Written instruction: Repeat verbatim every line of the material, beginning at the line that holds "Convert this document image to plain text." and ending at its last line.

Data lines:
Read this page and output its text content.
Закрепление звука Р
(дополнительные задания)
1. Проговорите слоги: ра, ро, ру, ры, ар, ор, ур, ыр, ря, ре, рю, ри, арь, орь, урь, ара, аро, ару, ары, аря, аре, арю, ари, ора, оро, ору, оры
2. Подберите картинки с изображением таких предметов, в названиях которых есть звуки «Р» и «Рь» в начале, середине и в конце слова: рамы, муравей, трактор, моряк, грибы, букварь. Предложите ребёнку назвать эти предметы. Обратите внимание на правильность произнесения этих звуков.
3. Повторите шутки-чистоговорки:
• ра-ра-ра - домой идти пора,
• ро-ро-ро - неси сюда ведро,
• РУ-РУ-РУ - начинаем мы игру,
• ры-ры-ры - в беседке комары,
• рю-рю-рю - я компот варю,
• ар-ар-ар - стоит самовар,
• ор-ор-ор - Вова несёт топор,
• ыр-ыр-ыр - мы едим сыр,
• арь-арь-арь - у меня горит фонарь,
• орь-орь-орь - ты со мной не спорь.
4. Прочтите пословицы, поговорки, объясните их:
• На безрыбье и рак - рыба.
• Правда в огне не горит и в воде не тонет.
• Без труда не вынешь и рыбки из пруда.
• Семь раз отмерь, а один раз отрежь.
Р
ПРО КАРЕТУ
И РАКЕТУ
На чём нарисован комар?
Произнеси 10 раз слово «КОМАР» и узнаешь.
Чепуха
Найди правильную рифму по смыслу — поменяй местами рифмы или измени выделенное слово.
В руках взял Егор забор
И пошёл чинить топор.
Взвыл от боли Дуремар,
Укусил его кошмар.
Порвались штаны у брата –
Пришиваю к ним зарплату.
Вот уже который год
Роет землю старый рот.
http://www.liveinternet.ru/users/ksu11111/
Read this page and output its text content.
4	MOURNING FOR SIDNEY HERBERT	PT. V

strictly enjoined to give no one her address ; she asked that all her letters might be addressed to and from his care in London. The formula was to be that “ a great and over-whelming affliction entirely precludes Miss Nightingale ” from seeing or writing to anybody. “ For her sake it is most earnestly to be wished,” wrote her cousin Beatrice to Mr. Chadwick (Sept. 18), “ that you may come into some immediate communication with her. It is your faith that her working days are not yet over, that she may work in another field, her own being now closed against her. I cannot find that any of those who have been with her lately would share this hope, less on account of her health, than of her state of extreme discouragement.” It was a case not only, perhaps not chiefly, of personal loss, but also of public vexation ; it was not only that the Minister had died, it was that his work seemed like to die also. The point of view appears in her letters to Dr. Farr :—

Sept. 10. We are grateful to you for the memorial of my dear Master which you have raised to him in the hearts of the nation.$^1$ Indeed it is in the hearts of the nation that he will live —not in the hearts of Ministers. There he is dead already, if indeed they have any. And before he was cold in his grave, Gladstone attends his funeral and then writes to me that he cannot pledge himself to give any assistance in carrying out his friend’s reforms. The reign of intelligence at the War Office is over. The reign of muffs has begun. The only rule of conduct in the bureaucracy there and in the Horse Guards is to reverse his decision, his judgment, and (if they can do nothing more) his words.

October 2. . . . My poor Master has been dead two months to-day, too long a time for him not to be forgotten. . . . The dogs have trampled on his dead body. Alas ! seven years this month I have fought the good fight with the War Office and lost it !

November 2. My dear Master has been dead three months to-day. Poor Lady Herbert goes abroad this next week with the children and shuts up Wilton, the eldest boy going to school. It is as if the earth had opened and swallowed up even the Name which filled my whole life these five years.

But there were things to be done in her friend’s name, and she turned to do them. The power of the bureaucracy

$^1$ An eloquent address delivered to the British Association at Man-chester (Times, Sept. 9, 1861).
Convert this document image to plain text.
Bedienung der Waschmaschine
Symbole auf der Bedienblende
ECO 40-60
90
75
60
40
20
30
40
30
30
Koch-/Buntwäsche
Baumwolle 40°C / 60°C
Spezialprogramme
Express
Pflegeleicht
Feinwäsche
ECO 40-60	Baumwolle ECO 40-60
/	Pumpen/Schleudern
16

The reply:
Convert this document image to plain text.
Bedienung der Waschmaschine
Symbole auf der Bedienblende
ECO 40-60
90
75
60
40
20
30
40
30
30
Koch-/Buntwäsche
Baumwolle 40°C / 60°C
Spezialprogramme
Express
Pflegeleicht
Feinwäsche
ECO 40-60	Baumwolle ECO 40-60
/	Pumpen/Schleudern
16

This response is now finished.